# [EXERCISE TASK]
Retype each line of the material exactly, please, skipping any picture in it.

# [RECORDS PROVIDED]
-- start --

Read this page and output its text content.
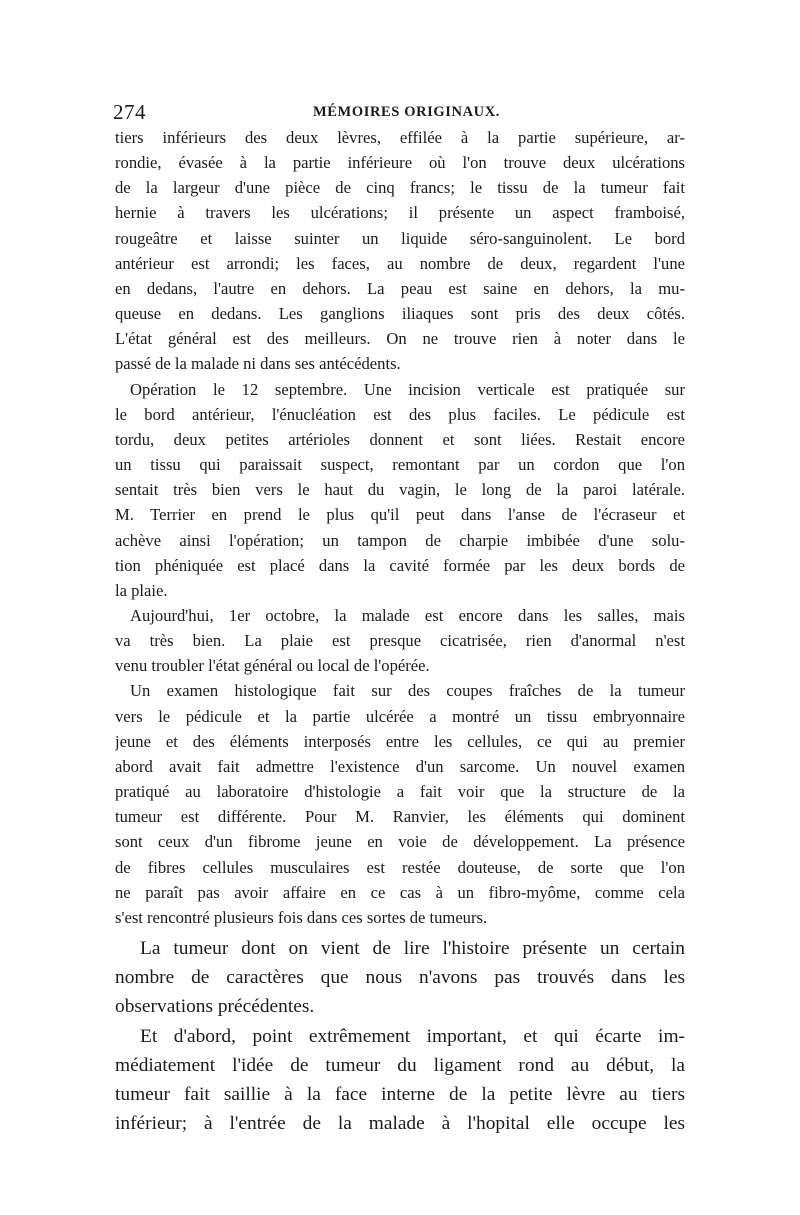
274	MÉMOIRES ORIGINAUX.
tiers inférieurs des deux lèvres, effilée à la partie supérieure, ar-
rondie, évasée à la partie inférieure où l'on trouve deux ulcérations
de la largeur d'une pièce de cinq francs; le tissu de la tumeur fait
hernie à travers les ulcérations; il présente un aspect framboisé,
rougeâtre et laisse suinter un liquide séro-sanguinolent. Le bord
antérieur est arrondi; les faces, au nombre de deux, regardent l'une
en dedans, l'autre en dehors. La peau est saine en dehors, la mu-
queuse en dedans. Les ganglions iliaques sont pris des deux côtés.
L'état général est des meilleurs. On ne trouve rien à noter dans le
passé de la malade ni dans ses antécédents.
Opération le 12 septembre. Une incision verticale est pratiquée sur
le bord antérieur, l'énucléation est des plus faciles. Le pédicule est
tordu, deux petites artérioles donnent et sont liées. Restait encore
un tissu qui paraissait suspect, remontant par un cordon que l'on
sentait très bien vers le haut du vagin, le long de la paroi latérale.
M. Terrier en prend le plus qu'il peut dans l'anse de l'écraseur et
achève ainsi l'opération; un tampon de charpie imbibée d'une solu-
tion phéniquée est placé dans la cavité formée par les deux bords de
la plaie.
Aujourd'hui, 1er octobre, la malade est encore dans les salles, mais
va très bien. La plaie est presque cicatrisée, rien d'anormal n'est
venu troubler l'état général ou local de l'opérée.
Un examen histologique fait sur des coupes fraîches de la tumeur
vers le pédicule et la partie ulcérée a montré un tissu embryonnaire
jeune et des éléments interposés entre les cellules, ce qui au premier
abord avait fait admettre l'existence d'un sarcome. Un nouvel examen
pratiqué au laboratoire d'histologie a fait voir que la structure de la
tumeur est différente. Pour M. Ranvier, les éléments qui dominent
sont ceux d'un fibrome jeune en voie de développement. La présence
de fibres cellules musculaires est restée douteuse, de sorte que l'on
ne paraît pas avoir affaire en ce cas à un fibro-myôme, comme cela
s'est rencontré plusieurs fois dans ces sortes de tumeurs.
La tumeur dont on vient de lire l'histoire présente un certain
nombre de caractères que nous n'avons pas trouvés dans les
observations précédentes.
Et d'abord, point extrêmement important, et qui écarte im-
médiatement l'idée de tumeur du ligament rond au début, la
tumeur fait saillie à la face interne de la petite lèvre au tiers
inférieur; à l'entrée de la malade à l'hopital elle occupe les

-- end --

# [FINISHED EXERCISE]
Read this page and output its text content.
274	MÉMOIRES ORIGINAUX.
tiers inférieurs des deux lèvres, effilée à la partie supérieure, ar-
rondie, évasée à la partie inférieure où l'on trouve deux ulcérations
de la largeur d'une pièce de cinq francs; le tissu de la tumeur fait
hernie à travers les ulcérations; il présente un aspect framboisé,
rougeâtre et laisse suinter un liquide séro-sanguinolent. Le bord
antérieur est arrondi; les faces, au nombre de deux, regardent l'une
en dedans, l'autre en dehors. La peau est saine en dehors, la mu-
queuse en dedans. Les ganglions iliaques sont pris des deux côtés.
L'état général est des meilleurs. On ne trouve rien à noter dans le
passé de la malade ni dans ses antécédents.
Opération le 12 septembre. Une incision verticale est pratiquée sur
le bord antérieur, l'énucléation est des plus faciles. Le pédicule est
tordu, deux petites artérioles donnent et sont liées. Restait encore
un tissu qui paraissait suspect, remontant par un cordon que l'on
sentait très bien vers le haut du vagin, le long de la paroi latérale.
M. Terrier en prend le plus qu'il peut dans l'anse de l'écraseur et
achève ainsi l'opération; un tampon de charpie imbibée d'une solu-
tion phéniquée est placé dans la cavité formée par les deux bords de
la plaie.
Aujourd'hui, 1er octobre, la malade est encore dans les salles, mais
va très bien. La plaie est presque cicatrisée, rien d'anormal n'est
venu troubler l'état général ou local de l'opérée.
Un examen histologique fait sur des coupes fraîches de la tumeur
vers le pédicule et la partie ulcérée a montré un tissu embryonnaire
jeune et des éléments interposés entre les cellules, ce qui au premier
abord avait fait admettre l'existence d'un sarcome. Un nouvel examen
pratiqué au laboratoire d'histologie a fait voir que la structure de la
tumeur est différente. Pour M. Ranvier, les éléments qui dominent
sont ceux d'un fibrome jeune en voie de développement. La présence
de fibres cellules musculaires est restée douteuse, de sorte que l'on
ne paraît pas avoir affaire en ce cas à un fibro-myôme, comme cela
s'est rencontré plusieurs fois dans ces sortes de tumeurs.
La tumeur dont on vient de lire l'histoire présente un certain
nombre de caractères que nous n'avons pas trouvés dans les
observations précédentes.
Et d'abord, point extrêmement important, et qui écarte im-
médiatement l'idée de tumeur du ligament rond au début, la
tumeur fait saillie à la face interne de la petite lèvre au tiers
inférieur; à l'entrée de la malade à l'hopital elle occupe les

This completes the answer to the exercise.